## Extracted records
━━━━━━━━

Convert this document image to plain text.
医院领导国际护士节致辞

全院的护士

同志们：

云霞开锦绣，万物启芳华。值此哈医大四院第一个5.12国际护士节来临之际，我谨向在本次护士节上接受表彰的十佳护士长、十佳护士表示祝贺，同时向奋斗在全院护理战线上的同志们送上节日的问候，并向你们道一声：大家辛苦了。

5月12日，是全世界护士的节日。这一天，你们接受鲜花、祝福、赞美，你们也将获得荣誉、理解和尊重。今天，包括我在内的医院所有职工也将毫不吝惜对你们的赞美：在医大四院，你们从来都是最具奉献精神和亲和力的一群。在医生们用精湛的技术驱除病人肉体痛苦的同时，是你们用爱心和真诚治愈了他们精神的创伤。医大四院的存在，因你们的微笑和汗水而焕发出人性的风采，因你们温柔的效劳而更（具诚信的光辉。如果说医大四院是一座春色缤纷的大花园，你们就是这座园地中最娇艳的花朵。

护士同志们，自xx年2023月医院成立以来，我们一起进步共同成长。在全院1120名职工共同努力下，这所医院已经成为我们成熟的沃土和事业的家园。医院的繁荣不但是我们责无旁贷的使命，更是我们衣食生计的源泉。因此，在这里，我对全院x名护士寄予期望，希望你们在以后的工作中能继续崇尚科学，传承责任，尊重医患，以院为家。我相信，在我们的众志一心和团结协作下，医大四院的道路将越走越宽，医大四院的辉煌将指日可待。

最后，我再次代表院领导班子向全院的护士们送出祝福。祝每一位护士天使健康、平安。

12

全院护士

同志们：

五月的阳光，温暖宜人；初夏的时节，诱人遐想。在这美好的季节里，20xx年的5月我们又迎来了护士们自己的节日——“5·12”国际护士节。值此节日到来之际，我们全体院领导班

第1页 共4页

━━━━━━━━

## What the task asks
Extract the full listing and reproduce each line exactly.

## Result
Convert this document image to plain text.
医院领导国际护士节致辞

全院的护士

同志们：

云霞开锦绣，万物启芳华。值此哈医大四院第一个5.12国际护士节来临之际，我谨向在本次护士节上接受表彰的十佳护士长、十佳护士表示祝贺，同时向奋斗在全院护理战线上的同志们送上节日的问候，并向你们道一声：大家辛苦了。

5月12日，是全世界护士的节日。这一天，你们接受鲜花、祝福、赞美，你们也将获得荣誉、理解和尊重。今天，包括我在内的医院所有职工也将毫不吝惜对你们的赞美：在医大四院，你们从来都是最具奉献精神和亲和力的一群。在医生们用精湛的技术驱除病人肉体痛苦的同时，是你们用爱心和真诚治愈了他们精神的创伤。医大四院的存在，因你们的微笑和汗水而焕发出人性的风采，因你们温柔的效劳而更（具诚信的光辉。如果说医大四院是一座春色缤纷的大花园，你们就是这座园地中最娇艳的花朵。

护士同志们，自xx年2023月医院成立以来，我们一起进步共同成长。在全院1120名职工共同努力下，这所医院已经成为我们成熟的沃土和事业的家园。医院的繁荣不但是我们责无旁贷的使命，更是我们衣食生计的源泉。因此，在这里，我对全院x名护士寄予期望，希望你们在以后的工作中能继续崇尚科学，传承责任，尊重医患，以院为家。我相信，在我们的众志一心和团结协作下，医大四院的道路将越走越宽，医大四院的辉煌将指日可待。

最后，我再次代表院领导班子向全院的护士们送出祝福。祝每一位护士天使健康、平安。

12

全院护士

同志们：

五月的阳光，温暖宜人；初夏的时节，诱人遐想。在这美好的季节里，20xx年的5月我们又迎来了护士们自己的节日——“5·12”国际护士节。值此节日到来之际，我们全体院领导班

第1页 共4页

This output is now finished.